### TASK PROMPT
Copy each line of the material below that includes the string "بعده".

### LISTING
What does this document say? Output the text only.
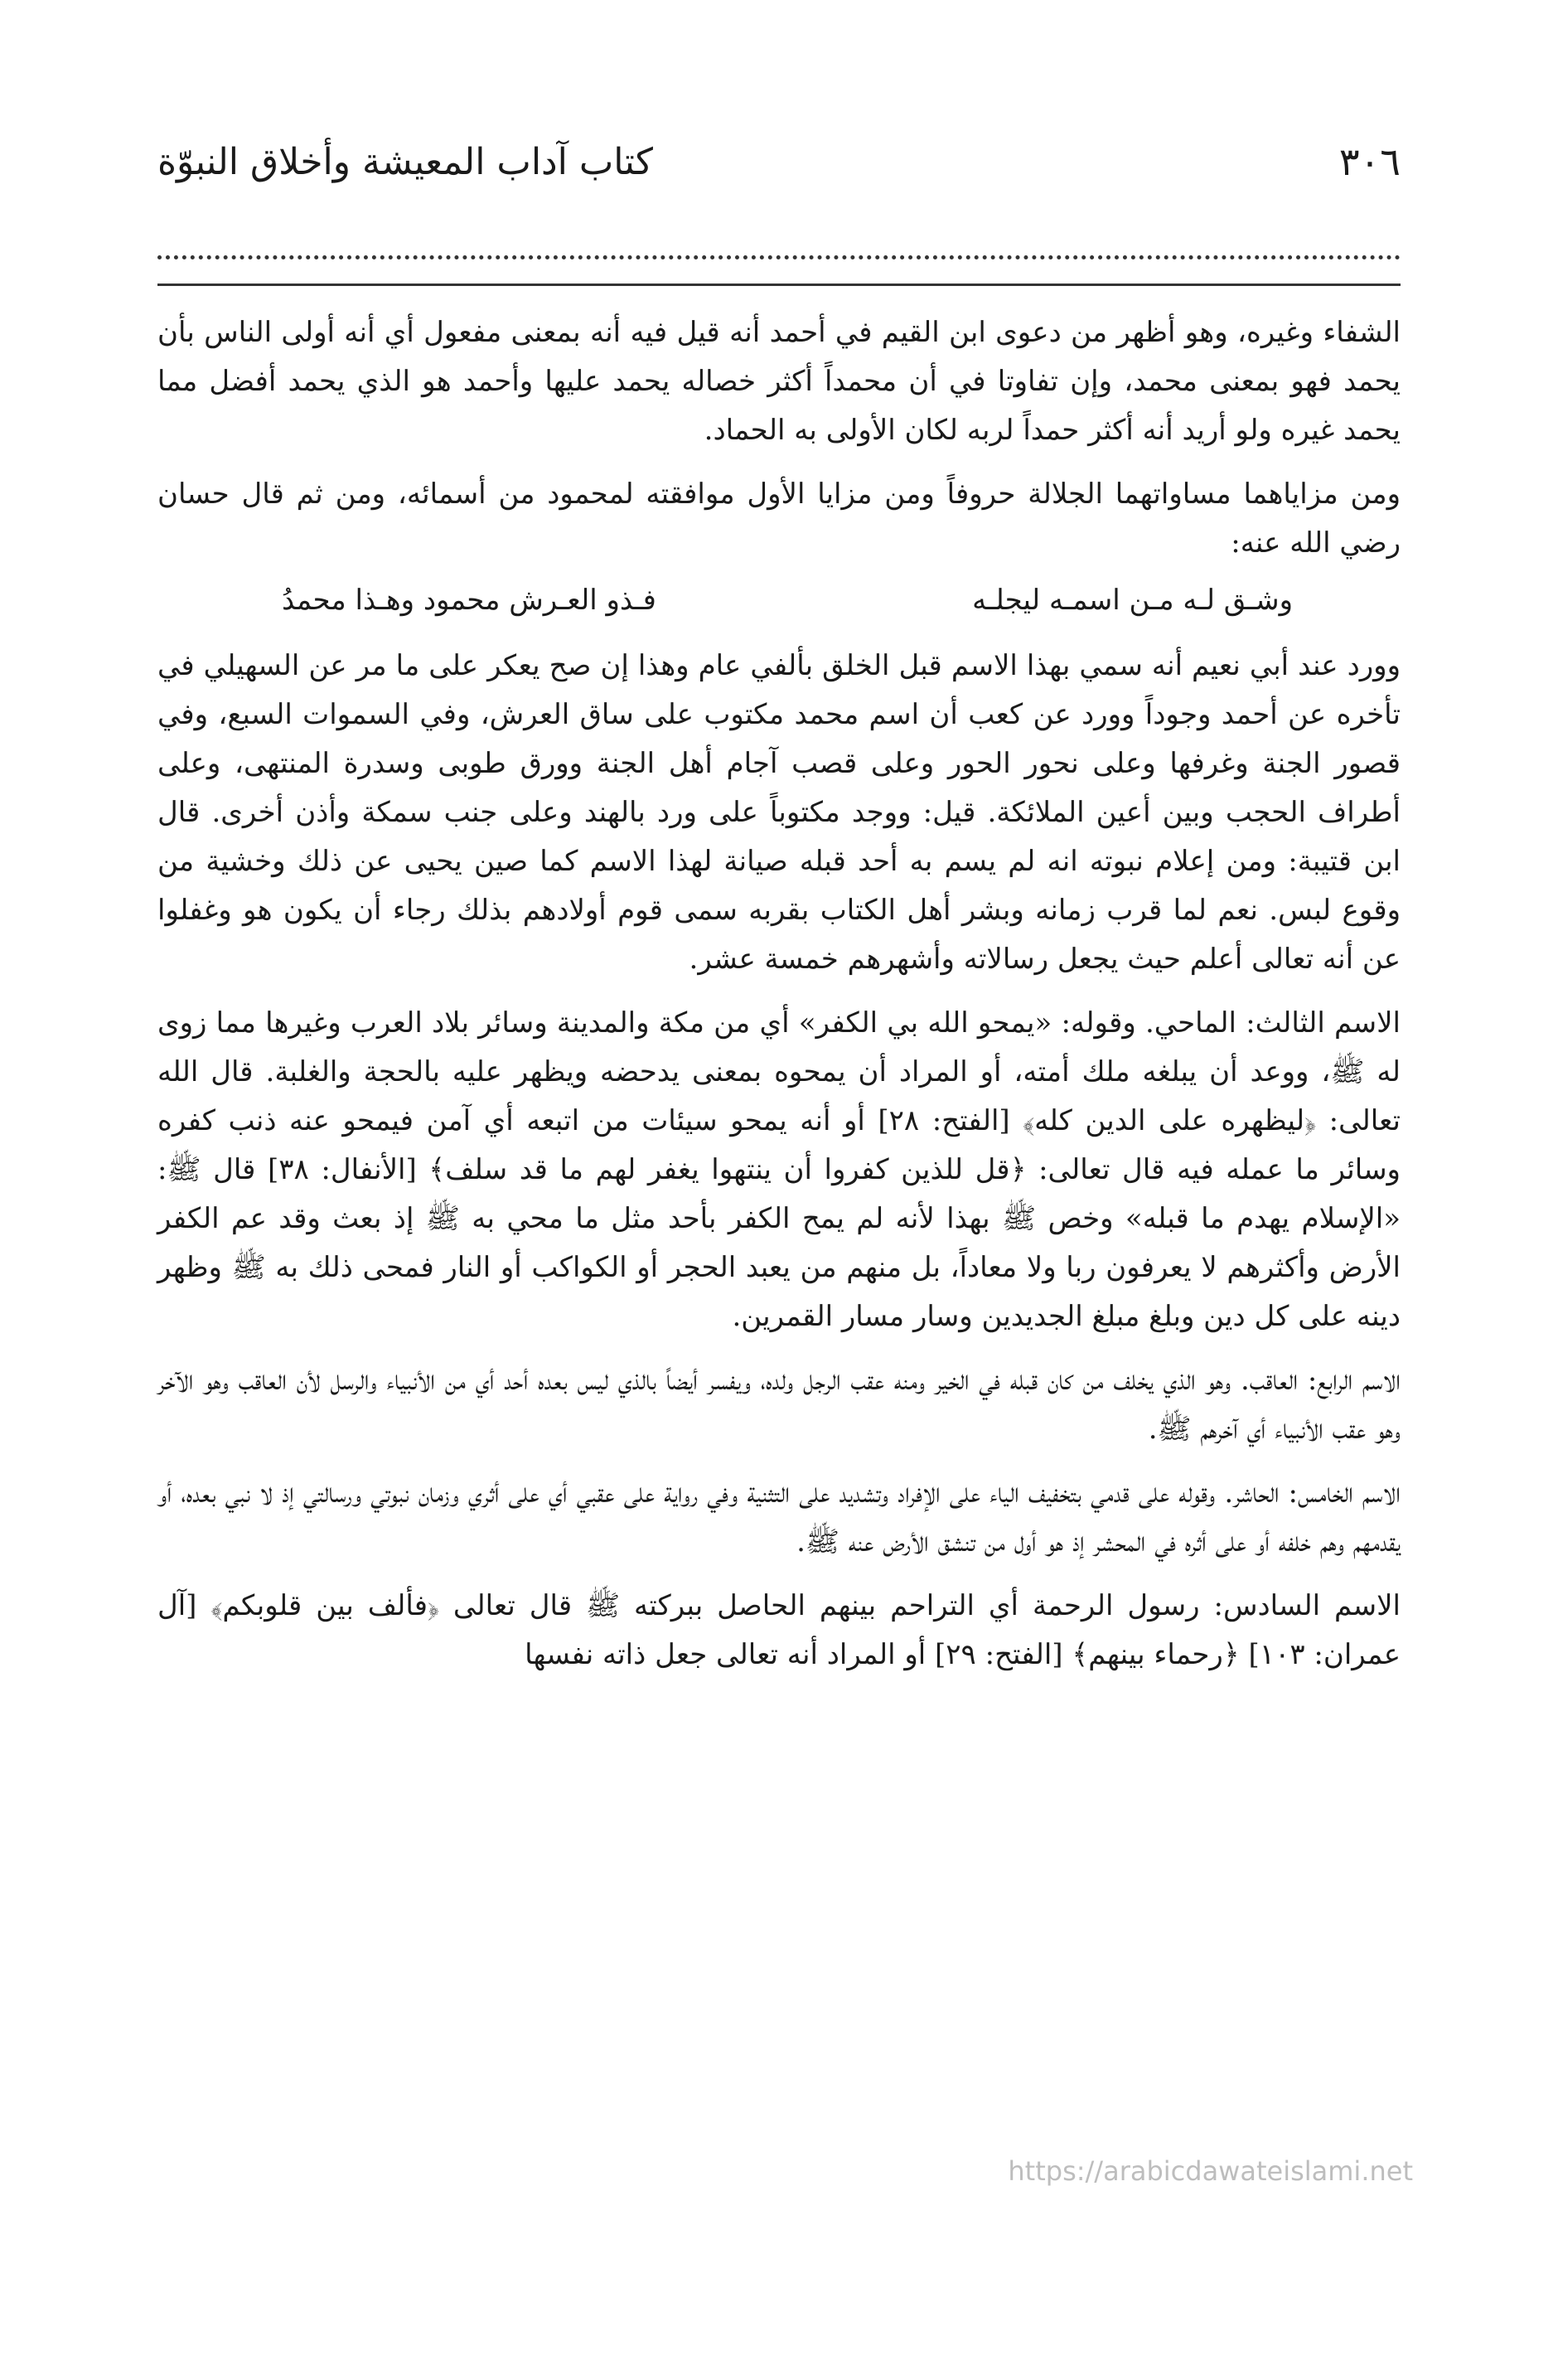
٣٠٦
كتاب آداب المعيشة وأخلاق النبوّة

الشفاء وغيره، وهو أظهر من دعوى ابن القيم في أحمد أنه قيل فيه أنه بمعنى مفعول أي أنه أولى الناس بأن يحمد فهو بمعنى محمد، وإن تفاوتا في أن محمداً أكثر خصاله يحمد عليها وأحمد هو الذي يحمد أفضل مما يحمد غيره ولو أريد أنه أكثر حمداً لربه لكان الأولى به الحماد.

ومن مزاياهما مساواتهما الجلالة حروفاً ومن مزايا الأول موافقته لمحمود من أسمائه، ومن ثم قال حسان رضي الله عنه:

وشـق لـه مـن اسمـه ليجلـه
فـذو العـرش محمود وهـذا محمدُ

وورد عند أبي نعيم أنه سمي بهذا الاسم قبل الخلق بألفي عام وهذا إن صح يعكر على ما مر عن السهيلي في تأخره عن أحمد وجوداً وورد عن كعب أن اسم محمد مكتوب على ساق العرش، وفي السموات السبع، وفي قصور الجنة وغرفها وعلى نحور الحور وعلى قصب آجام أهل الجنة وورق طوبى وسدرة المنتهى، وعلى أطراف الحجب وبين أعين الملائكة. قيل: ووجد مكتوباً على ورد بالهند وعلى جنب سمكة وأذن أخرى. قال ابن قتيبة: ومن إعلام نبوته انه لم يسم به أحد قبله صيانة لهذا الاسم كما صين يحيى عن ذلك وخشية من وقوع لبس. نعم لما قرب زمانه وبشر أهل الكتاب بقربه سمى قوم أولادهم بذلك رجاء أن يكون هو وغفلوا عن أنه تعالى أعلم حيث يجعل رسالاته وأشهرهم خمسة عشر.

الاسم الثالث: الماحي. وقوله: «يمحو الله بي الكفر» أي من مكة والمدينة وسائر بلاد العرب وغيرها مما زوى له ﷺ، ووعد أن يبلغه ملك أمته، أو المراد أن يمحوه بمعنى يدحضه ويظهر عليه بالحجة والغلبة. قال الله تعالى: ﴿ليظهره على الدين كله﴾ [الفتح: ٢٨] أو أنه يمحو سيئات من اتبعه أي آمن فيمحو عنه ذنب كفره وسائر ما عمله فيه قال تعالى: ﴿قل للذين كفروا أن ينتهوا يغفر لهم ما قد سلف﴾ [الأنفال: ٣٨] قال ﷺ: «الإسلام يهدم ما قبله» وخص ﷺ بهذا لأنه لم يمح الكفر بأحد مثل ما محي به ﷺ إذ بعث وقد عم الكفر الأرض وأكثرهم لا يعرفون ربا ولا معاداً، بل منهم من يعبد الحجر أو الكواكب أو النار فمحى ذلك به ﷺ وظهر دينه على كل دين وبلغ مبلغ الجديدين وسار مسار القمرين.

الاسم الرابع: العاقب. وهو الذي يخلف من كان قبله في الخير ومنه عقب الرجل ولده، ويفسر أيضاً بالذي ليس بعده أحد أي من الأنبياء والرسل لأن العاقب وهو الآخر وهو عقب الأنبياء أي آخرهم ﷺ.

الاسم الخامس: الحاشر. وقوله على قدمي بتخفيف الياء على الإفراد وتشديد على التثنية وفي رواية على عقبي أي على أثري وزمان نبوتي ورسالتي إذ لا نبي بعده، أو يقدمهم وهم خلفه أو على أثره في المحشر إذ هو أول من تنشق الأرض عنه ﷺ.

الاسم السادس: رسول الرحمة أي التراحم بينهم الحاصل ببركته ﷺ قال تعالى ﴿فألف بين قلوبكم﴾ [آل عمران: ١٠٣] ﴿رحماء بينهم﴾ [الفتح: ٢٩] أو المراد أنه تعالى جعل ذاته نفسها

https://arabicdawateislami.net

### THE OUTPUT
الاسم الرابع: العاقب. وهو الذي يخلف من كان قبله في الخير ومنه عقب الرجل ولده، ويفسر أيضاً بالذي ليس بعده أحد أي من الأنبياء والرسل لأن العاقب وهو الآخر وهو عقب الأنبياء أي آخرهم ﷺ.
الاسم الخامس: الحاشر. وقوله على قدمي بتخفيف الياء على الإفراد وتشديد على التثنية وفي رواية على عقبي أي على أثري وزمان نبوتي ورسالتي إذ لا نبي بعده، أو يقدمهم وهم خلفه أو على أثره في المحشر إذ هو أول من تنشق الأرض عنه ﷺ.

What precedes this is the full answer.